#### Given passage:
Appellees furthered their argument by drawing a parallel between the liens at issue here and the purchase money security interest protected under the Uniform Commercial Code. The purchase money security interest exists at the time of the financing transaction, but a creditor's priority must be perfected — often by filing a UCC financing statement. The filing of the financing statement does nothing to affect the existence of the security interest it merely confirms the creditor's priority. Here, the notices of claims of liens upon funds serve a purpose similar to the UCC financing statement. As its name implies the notice of claim of lien upon funds functions as a notice of, rather than the basis for, the claimant's property interest in the funds.

#### Requirement 1:
Convert the rows into a JSON list of strings with one string per line, covering everything from the first row down to the row containing "y-tick-label: Wnt/β-Catenin (23, 854, 384, 913)", with blank lines omitted.
The lien passage above and the rows that follow are unrelated material.

#### Information shown:

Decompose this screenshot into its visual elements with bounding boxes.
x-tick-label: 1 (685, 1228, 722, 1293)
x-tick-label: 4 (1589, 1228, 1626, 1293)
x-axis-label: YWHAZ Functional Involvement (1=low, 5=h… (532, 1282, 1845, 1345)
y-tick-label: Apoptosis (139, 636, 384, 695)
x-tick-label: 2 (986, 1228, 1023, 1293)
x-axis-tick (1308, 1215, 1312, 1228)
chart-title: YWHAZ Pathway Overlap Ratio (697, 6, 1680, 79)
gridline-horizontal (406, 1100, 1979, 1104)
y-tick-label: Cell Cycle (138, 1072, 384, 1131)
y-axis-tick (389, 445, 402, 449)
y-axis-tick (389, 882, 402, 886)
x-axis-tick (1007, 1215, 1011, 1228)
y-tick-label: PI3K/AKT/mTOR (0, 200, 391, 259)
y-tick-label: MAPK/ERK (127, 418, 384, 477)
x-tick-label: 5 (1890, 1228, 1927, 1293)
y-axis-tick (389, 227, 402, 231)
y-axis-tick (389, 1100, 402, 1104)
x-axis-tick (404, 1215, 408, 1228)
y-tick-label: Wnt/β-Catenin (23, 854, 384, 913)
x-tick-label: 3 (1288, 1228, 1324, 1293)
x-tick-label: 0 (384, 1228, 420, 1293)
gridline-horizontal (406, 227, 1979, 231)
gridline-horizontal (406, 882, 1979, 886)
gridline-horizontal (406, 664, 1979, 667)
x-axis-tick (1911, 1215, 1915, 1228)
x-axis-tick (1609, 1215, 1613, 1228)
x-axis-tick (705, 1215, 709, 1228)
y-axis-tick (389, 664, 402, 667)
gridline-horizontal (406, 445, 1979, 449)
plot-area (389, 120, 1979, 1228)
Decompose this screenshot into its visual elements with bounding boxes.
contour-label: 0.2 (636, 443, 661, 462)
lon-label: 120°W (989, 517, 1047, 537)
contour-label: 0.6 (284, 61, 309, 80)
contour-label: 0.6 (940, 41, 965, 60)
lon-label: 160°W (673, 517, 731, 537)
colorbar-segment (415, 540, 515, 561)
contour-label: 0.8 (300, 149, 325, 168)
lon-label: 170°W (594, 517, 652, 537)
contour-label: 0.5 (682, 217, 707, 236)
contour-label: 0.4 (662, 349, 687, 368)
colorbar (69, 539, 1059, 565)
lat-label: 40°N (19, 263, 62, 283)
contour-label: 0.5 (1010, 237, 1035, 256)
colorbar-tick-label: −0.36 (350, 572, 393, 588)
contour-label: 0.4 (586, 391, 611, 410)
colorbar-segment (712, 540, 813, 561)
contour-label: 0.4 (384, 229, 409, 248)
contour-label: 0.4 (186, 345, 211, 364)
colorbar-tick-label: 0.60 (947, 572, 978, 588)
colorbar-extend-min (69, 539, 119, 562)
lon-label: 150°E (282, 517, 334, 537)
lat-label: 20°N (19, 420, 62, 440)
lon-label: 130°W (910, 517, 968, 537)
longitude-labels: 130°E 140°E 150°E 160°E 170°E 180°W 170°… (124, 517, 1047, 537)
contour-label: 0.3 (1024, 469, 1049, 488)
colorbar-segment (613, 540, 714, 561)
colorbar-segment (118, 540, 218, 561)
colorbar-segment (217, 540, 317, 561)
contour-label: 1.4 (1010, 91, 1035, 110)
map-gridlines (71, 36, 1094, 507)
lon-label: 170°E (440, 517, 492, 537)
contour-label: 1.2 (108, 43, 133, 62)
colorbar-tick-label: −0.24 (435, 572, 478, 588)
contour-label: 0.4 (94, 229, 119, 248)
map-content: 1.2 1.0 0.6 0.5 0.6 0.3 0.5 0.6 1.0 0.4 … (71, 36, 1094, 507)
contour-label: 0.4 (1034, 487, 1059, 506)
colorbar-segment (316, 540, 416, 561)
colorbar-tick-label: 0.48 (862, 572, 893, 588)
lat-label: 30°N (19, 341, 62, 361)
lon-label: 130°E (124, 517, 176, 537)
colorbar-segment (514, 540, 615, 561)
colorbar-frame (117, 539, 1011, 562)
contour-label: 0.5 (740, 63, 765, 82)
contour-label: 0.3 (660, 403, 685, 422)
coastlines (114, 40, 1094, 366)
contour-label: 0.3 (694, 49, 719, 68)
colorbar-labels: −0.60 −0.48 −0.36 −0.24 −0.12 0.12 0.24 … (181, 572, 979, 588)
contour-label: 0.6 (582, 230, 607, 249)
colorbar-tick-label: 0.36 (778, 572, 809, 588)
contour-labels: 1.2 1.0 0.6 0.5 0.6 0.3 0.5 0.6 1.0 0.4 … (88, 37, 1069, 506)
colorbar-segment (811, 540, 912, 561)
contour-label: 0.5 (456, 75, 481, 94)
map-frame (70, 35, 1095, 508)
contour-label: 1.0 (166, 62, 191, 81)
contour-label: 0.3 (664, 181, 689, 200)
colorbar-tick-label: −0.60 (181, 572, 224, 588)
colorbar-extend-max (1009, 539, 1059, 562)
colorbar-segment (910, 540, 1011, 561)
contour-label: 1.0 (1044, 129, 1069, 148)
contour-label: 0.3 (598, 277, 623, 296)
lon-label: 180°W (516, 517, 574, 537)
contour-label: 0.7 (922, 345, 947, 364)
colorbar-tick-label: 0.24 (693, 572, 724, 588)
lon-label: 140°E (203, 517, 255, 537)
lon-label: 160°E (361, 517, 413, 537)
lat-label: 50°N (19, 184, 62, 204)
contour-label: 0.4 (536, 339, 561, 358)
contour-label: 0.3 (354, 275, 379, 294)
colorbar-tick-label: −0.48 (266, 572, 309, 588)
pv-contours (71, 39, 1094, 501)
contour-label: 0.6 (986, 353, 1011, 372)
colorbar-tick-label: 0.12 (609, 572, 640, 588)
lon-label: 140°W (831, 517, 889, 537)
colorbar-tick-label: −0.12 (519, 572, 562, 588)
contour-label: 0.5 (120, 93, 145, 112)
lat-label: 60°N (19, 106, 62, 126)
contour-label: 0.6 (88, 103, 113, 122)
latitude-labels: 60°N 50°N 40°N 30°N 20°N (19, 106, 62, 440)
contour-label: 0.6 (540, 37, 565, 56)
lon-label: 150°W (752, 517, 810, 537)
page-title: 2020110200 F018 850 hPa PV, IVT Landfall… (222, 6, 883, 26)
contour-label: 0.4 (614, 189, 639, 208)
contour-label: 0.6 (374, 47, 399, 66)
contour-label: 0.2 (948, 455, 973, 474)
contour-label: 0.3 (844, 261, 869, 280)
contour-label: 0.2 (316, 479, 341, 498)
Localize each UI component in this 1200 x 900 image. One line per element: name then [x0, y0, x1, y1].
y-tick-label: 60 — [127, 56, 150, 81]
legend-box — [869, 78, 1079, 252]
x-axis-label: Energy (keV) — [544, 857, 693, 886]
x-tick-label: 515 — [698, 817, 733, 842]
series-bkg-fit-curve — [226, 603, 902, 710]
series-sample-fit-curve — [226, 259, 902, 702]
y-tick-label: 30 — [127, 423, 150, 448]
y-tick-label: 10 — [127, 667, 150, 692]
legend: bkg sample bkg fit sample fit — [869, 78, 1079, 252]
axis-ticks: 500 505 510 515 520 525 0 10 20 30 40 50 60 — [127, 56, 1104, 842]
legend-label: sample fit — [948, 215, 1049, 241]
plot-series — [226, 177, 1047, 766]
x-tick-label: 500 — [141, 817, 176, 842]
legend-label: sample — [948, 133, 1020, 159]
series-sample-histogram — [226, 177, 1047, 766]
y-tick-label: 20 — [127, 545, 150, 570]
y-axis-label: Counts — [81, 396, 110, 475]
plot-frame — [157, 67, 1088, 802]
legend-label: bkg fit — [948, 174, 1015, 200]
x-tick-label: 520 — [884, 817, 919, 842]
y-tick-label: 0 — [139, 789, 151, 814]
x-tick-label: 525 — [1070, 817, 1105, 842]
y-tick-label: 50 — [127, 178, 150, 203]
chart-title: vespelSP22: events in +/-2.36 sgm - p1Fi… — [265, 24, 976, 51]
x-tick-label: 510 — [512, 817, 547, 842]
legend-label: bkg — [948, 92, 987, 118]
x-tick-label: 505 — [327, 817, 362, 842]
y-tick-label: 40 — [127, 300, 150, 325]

#### Requirement 2:
Output the lien passage verbatim, everything from "Appellees furthered their" down to "in the funds.".

#### Correct answer 1:
[
  "Decompose this screenshot into its visual elements with bounding boxes.",
  "x-tick-label: 1 (685, 1228, 722, 1293)",
  "x-tick-label: 4 (1589, 1228, 1626, 1293)",
  "x-axis-label: YWHAZ Functional Involvement (1=low, 5=h… (532, 1282, 1845, 1345)",
  "y-tick-label: Apoptosis (139, 636, 384, 695)",
  "x-tick-label: 2 (986, 1228, 1023, 1293)",
  "x-axis-tick (1308, 1215, 1312, 1228)",
  "chart-title: YWHAZ Pathway Overlap Ratio (697, 6, 1680, 79)",
  "gridline-horizontal (406, 1100, 1979, 1104)",
  "y-tick-label: Cell Cycle (138, 1072, 384, 1131)",
  "y-axis-tick (389, 445, 402, 449)",
  "y-axis-tick (389, 882, 402, 886)",
  "x-axis-tick (1007, 1215, 1011, 1228)",
  "y-tick-label: PI3K/AKT/mTOR (0, 200, 391, 259)",
  "y-tick-label: MAPK/ERK (127, 418, 384, 477)",
  "x-tick-label: 5 (1890, 1228, 1927, 1293)",
  "y-axis-tick (389, 227, 402, 231)",
  "y-axis-tick (389, 1100, 402, 1104)",
  "x-axis-tick (404, 1215, 408, 1228)",
  "y-tick-label: Wnt/β-Catenin (23, 854, 384, 913)"
]

#### Correct answer 2:
Appellees furthered their argument by drawing a parallel between the liens at issue here and the purchase money security interest protected under the Uniform Commercial Code. The purchase money security interest exists at the time of the financing transaction, but a creditor's priority must be perfected — often by filing a UCC financing statement. The filing of the financing statement does nothing to affect the existence of the security interest it merely confirms the creditor's priority. Here, the notices of claims of liens upon funds serve a purpose similar to the UCC financing statement. As its name implies the notice of claim of lien upon funds functions as a notice of, rather than the basis for, the claimant's property interest in the funds.